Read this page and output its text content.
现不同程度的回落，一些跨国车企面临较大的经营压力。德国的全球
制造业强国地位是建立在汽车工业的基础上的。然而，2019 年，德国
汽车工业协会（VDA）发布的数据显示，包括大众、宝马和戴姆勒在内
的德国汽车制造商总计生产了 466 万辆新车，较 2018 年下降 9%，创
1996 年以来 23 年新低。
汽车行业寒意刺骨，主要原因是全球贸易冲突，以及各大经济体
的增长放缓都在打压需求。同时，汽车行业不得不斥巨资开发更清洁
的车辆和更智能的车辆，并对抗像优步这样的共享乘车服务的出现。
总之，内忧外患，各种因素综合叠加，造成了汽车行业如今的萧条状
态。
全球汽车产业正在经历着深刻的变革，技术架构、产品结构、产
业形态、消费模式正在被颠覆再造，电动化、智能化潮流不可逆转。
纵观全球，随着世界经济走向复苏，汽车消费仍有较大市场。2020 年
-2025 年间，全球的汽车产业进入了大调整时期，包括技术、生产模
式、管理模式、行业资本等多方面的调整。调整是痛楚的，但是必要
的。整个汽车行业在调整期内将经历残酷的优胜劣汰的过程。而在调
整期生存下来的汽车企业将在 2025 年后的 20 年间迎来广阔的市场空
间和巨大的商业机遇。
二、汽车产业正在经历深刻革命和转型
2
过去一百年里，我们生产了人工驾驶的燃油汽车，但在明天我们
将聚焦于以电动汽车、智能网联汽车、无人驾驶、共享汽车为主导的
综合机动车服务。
........
Word for word, extract all the records.

## Response for this exercise
Read this page and output its text content.
现不同程度的回落，一些跨国车企面临较大的经营压力。德国的全球
制造业强国地位是建立在汽车工业的基础上的。然而，2019 年，德国
汽车工业协会（VDA）发布的数据显示，包括大众、宝马和戴姆勒在内
的德国汽车制造商总计生产了 466 万辆新车，较 2018 年下降 9%，创
1996 年以来 23 年新低。
汽车行业寒意刺骨，主要原因是全球贸易冲突，以及各大经济体
的增长放缓都在打压需求。同时，汽车行业不得不斥巨资开发更清洁
的车辆和更智能的车辆，并对抗像优步这样的共享乘车服务的出现。
总之，内忧外患，各种因素综合叠加，造成了汽车行业如今的萧条状
态。
全球汽车产业正在经历着深刻的变革，技术架构、产品结构、产
业形态、消费模式正在被颠覆再造，电动化、智能化潮流不可逆转。
纵观全球，随着世界经济走向复苏，汽车消费仍有较大市场。2020 年
-2025 年间，全球的汽车产业进入了大调整时期，包括技术、生产模
式、管理模式、行业资本等多方面的调整。调整是痛楚的，但是必要
的。整个汽车行业在调整期内将经历残酷的优胜劣汰的过程。而在调
整期生存下来的汽车企业将在 2025 年后的 20 年间迎来广阔的市场空
间和巨大的商业机遇。
二、汽车产业正在经历深刻革命和转型
2
过去一百年里，我们生产了人工驾驶的燃油汽车，但在明天我们
将聚焦于以电动汽车、智能网联汽车、无人驾驶、共享汽车为主导的
综合机动车服务。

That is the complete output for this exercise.